- [Exercise objective]:
Begin with the line that contains "Type out the text in this image." and transcribe each line after it, up to and including the last line of the listing below.

* start The records *

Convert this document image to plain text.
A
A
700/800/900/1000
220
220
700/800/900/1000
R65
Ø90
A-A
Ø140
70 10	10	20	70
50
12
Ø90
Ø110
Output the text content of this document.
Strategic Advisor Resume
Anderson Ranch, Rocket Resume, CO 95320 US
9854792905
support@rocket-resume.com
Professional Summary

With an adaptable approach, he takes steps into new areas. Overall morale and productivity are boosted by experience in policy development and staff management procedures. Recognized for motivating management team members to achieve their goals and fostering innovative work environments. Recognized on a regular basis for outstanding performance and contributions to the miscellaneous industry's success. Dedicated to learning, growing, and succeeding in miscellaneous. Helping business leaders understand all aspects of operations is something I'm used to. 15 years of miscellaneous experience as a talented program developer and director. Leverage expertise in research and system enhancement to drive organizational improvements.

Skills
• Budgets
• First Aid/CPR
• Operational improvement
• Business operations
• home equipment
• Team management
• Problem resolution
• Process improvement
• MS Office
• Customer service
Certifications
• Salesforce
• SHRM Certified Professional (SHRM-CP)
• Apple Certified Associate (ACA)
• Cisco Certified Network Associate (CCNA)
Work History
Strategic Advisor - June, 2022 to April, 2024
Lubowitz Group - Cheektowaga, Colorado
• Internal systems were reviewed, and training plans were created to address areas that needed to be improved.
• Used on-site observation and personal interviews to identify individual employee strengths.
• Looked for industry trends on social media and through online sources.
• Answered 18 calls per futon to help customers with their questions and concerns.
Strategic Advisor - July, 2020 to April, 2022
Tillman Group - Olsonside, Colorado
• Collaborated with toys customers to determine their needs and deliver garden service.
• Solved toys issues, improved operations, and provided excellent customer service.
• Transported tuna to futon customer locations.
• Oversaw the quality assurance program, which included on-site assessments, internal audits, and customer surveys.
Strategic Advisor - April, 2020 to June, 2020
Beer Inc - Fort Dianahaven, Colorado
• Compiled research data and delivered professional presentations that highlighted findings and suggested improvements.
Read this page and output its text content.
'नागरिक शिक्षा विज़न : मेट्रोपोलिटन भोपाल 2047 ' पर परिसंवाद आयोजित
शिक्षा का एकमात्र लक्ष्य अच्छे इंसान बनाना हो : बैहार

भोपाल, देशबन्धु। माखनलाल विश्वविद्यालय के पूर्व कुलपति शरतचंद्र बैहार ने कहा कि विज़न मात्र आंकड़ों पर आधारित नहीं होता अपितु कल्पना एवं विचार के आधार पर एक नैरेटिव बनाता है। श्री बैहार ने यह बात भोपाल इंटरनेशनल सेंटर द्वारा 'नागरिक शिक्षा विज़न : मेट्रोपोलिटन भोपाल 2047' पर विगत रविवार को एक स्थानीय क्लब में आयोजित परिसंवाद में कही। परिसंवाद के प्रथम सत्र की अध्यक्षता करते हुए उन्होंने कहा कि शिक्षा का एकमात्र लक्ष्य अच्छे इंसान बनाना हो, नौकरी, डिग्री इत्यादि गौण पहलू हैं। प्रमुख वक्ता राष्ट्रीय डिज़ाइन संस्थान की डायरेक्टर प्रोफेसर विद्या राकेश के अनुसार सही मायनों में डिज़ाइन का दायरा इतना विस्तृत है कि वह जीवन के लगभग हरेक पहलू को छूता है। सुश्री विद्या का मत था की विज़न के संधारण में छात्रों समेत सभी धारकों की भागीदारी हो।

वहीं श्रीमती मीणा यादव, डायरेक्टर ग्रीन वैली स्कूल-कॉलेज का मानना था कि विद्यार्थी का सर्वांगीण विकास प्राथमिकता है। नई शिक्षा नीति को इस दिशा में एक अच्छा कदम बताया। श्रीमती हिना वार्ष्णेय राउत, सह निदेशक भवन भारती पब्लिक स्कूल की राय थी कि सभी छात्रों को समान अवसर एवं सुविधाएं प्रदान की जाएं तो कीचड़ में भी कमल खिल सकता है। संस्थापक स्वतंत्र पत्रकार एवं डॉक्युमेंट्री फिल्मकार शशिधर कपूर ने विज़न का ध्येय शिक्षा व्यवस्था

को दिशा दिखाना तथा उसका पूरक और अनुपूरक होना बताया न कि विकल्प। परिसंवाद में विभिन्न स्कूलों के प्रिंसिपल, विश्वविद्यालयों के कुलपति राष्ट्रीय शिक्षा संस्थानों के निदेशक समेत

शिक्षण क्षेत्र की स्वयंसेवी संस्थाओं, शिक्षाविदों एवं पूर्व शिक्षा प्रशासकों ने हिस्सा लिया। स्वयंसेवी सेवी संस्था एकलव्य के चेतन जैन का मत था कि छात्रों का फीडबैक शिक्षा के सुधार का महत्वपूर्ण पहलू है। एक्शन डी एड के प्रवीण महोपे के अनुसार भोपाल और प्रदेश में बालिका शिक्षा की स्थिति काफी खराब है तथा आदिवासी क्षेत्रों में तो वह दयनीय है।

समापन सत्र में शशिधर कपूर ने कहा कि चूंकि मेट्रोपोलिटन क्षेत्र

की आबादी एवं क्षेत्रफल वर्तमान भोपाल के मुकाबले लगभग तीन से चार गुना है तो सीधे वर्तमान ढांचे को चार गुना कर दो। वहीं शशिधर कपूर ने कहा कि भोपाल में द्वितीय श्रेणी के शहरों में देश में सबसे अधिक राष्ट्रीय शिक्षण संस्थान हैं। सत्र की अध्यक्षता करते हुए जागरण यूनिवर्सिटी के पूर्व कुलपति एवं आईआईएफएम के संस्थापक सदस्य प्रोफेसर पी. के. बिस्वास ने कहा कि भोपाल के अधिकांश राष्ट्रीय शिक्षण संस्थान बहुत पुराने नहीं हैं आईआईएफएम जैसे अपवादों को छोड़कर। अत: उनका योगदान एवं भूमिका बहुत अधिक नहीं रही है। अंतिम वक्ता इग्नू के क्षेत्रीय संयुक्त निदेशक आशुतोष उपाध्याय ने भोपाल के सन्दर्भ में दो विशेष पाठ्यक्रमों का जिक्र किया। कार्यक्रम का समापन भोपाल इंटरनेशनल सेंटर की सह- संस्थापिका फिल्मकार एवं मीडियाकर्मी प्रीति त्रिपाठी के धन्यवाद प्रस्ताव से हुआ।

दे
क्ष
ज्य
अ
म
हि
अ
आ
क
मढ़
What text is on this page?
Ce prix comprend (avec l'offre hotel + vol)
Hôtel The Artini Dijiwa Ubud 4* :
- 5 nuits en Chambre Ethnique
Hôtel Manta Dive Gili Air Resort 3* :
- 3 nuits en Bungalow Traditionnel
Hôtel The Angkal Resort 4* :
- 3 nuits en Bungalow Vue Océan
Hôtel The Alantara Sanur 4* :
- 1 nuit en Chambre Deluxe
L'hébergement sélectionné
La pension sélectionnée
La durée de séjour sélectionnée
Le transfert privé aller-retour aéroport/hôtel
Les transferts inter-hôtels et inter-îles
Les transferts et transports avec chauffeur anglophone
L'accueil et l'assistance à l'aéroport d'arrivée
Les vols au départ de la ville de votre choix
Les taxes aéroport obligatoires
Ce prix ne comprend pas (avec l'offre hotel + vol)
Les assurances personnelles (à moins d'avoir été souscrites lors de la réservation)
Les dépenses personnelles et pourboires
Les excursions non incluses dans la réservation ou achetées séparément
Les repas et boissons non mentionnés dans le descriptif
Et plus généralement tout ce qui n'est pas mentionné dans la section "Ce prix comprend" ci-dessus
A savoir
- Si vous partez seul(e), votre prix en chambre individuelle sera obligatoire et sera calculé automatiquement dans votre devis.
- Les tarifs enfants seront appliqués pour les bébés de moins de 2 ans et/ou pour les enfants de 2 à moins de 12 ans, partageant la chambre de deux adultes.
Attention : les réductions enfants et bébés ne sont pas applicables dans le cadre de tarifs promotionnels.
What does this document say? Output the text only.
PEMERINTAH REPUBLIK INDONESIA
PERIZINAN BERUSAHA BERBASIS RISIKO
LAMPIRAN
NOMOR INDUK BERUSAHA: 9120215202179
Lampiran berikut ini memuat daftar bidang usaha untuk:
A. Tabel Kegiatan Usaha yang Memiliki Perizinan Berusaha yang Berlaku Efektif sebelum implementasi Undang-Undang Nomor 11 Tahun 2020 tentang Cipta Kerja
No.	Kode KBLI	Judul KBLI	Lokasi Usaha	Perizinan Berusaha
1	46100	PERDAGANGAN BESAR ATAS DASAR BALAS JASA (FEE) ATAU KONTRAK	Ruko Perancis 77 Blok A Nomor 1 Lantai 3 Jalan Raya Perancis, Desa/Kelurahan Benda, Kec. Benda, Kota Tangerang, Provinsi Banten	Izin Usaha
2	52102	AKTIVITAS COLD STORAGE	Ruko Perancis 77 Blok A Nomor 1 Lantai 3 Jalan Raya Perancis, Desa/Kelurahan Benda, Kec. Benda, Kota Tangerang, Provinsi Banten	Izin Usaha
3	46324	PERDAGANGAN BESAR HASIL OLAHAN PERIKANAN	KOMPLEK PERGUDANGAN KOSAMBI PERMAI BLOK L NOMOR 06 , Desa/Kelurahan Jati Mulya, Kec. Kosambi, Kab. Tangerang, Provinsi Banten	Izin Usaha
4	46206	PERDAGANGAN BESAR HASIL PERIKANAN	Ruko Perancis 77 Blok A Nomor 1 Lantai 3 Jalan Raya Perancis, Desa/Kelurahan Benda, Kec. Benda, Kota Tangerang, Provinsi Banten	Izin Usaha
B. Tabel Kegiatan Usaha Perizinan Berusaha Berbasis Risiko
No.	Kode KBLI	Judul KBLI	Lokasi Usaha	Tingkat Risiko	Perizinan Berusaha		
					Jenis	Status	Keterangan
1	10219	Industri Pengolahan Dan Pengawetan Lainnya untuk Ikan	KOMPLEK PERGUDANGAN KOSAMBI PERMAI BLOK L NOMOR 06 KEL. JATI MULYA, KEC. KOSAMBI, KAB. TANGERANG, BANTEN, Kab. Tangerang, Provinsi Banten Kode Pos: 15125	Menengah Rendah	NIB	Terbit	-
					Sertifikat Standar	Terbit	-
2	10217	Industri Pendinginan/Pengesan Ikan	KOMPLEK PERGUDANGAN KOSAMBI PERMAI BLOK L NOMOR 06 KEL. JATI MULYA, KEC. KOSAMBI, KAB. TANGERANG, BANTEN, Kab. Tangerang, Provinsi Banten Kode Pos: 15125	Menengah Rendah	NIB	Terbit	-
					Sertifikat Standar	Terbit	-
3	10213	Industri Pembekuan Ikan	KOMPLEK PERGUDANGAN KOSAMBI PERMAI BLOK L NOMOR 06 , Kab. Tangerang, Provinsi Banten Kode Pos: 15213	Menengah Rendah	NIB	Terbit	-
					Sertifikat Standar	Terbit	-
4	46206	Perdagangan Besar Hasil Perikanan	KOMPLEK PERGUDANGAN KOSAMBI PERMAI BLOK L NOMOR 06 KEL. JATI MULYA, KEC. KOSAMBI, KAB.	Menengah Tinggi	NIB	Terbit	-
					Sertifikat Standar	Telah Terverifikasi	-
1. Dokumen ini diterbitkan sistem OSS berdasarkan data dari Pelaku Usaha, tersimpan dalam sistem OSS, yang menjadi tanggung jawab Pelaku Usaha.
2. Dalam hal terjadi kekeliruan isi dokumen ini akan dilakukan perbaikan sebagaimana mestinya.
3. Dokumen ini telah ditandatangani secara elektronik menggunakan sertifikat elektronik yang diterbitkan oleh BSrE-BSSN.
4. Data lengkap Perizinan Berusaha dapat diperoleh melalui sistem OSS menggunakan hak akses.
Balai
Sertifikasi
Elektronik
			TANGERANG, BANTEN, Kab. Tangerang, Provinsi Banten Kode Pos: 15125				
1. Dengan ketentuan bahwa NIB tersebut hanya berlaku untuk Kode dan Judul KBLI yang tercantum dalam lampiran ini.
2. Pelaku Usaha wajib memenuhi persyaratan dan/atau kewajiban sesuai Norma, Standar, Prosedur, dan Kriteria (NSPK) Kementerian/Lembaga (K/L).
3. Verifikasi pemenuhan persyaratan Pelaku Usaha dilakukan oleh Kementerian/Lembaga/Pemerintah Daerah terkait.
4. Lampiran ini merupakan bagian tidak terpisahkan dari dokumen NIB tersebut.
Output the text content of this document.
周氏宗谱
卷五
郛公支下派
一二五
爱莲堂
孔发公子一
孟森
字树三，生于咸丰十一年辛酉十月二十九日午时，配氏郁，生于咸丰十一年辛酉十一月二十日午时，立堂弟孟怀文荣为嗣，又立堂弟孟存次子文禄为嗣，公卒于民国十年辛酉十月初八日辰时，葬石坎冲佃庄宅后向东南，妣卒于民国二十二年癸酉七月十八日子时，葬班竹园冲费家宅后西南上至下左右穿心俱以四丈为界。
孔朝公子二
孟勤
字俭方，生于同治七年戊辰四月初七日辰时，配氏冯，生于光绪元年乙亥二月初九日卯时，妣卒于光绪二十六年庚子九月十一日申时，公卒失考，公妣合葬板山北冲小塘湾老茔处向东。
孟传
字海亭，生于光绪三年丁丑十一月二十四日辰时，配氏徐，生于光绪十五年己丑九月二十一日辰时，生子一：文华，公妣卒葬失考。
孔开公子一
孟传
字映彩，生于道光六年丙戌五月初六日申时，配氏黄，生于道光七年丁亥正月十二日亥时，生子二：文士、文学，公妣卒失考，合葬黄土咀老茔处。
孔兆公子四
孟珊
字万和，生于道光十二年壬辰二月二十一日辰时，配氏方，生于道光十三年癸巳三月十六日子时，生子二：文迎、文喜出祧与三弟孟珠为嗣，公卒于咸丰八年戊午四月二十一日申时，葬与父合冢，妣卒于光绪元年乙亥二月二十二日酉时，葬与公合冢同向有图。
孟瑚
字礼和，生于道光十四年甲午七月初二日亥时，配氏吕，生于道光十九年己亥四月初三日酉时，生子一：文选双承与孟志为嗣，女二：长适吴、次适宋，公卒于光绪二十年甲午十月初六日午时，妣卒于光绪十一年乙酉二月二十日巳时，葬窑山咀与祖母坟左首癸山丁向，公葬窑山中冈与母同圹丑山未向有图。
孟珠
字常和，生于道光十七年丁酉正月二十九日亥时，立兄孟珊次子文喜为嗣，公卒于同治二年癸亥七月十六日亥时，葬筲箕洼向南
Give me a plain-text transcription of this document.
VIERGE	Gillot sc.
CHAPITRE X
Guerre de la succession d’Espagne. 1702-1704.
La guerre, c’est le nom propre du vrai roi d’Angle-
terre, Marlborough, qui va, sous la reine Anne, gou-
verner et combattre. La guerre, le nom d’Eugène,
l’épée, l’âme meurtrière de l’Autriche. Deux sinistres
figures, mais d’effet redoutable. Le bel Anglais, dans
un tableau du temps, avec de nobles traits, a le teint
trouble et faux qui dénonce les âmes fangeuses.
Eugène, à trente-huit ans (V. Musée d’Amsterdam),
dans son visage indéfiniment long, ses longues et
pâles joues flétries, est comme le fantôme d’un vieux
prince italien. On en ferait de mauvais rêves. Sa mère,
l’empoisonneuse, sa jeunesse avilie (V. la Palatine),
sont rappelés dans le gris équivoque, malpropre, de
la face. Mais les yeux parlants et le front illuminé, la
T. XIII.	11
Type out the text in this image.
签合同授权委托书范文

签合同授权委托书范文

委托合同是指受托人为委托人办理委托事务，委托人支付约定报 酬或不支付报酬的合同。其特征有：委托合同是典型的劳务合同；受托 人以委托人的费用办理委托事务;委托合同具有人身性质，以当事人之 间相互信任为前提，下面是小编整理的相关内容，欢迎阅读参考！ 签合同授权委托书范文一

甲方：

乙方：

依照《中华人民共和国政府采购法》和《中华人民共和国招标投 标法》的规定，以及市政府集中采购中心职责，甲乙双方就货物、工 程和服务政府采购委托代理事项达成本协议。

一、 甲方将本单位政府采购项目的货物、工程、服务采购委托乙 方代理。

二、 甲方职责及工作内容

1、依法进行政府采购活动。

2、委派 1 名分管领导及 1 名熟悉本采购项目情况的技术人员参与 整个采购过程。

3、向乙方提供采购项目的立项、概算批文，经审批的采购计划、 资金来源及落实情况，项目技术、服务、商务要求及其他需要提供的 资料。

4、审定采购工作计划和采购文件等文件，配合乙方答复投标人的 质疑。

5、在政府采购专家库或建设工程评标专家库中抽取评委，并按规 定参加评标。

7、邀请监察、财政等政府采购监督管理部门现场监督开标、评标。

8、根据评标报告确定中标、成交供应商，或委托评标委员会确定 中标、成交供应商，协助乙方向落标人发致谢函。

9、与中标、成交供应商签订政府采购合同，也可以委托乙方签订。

* end The records *

- [Answer]:
Type out the text in this image.
签合同授权委托书范文

签合同授权委托书范文

委托合同是指受托人为委托人办理委托事务，委托人支付约定报 酬或不支付报酬的合同。其特征有：委托合同是典型的劳务合同；受托 人以委托人的费用办理委托事务;委托合同具有人身性质，以当事人之 间相互信任为前提，下面是小编整理的相关内容，欢迎阅读参考！ 签合同授权委托书范文一

甲方：

乙方：

依照《中华人民共和国政府采购法》和《中华人民共和国招标投 标法》的规定，以及市政府集中采购中心职责，甲乙双方就货物、工 程和服务政府采购委托代理事项达成本协议。

一、 甲方将本单位政府采购项目的货物、工程、服务采购委托乙 方代理。

二、 甲方职责及工作内容

1、依法进行政府采购活动。

2、委派 1 名分管领导及 1 名熟悉本采购项目情况的技术人员参与 整个采购过程。

3、向乙方提供采购项目的立项、概算批文，经审批的采购计划、 资金来源及落实情况，项目技术、服务、商务要求及其他需要提供的 资料。

4、审定采购工作计划和采购文件等文件，配合乙方答复投标人的 质疑。

5、在政府采购专家库或建设工程评标专家库中抽取评委，并按规 定参加评标。

7、邀请监察、财政等政府采购监督管理部门现场监督开标、评标。

8、根据评标报告确定中标、成交供应商，或委托评标委员会确定 中标、成交供应商，协助乙方向落标人发致谢函。

9、与中标、成交供应商签订政府采购合同，也可以委托乙方签订。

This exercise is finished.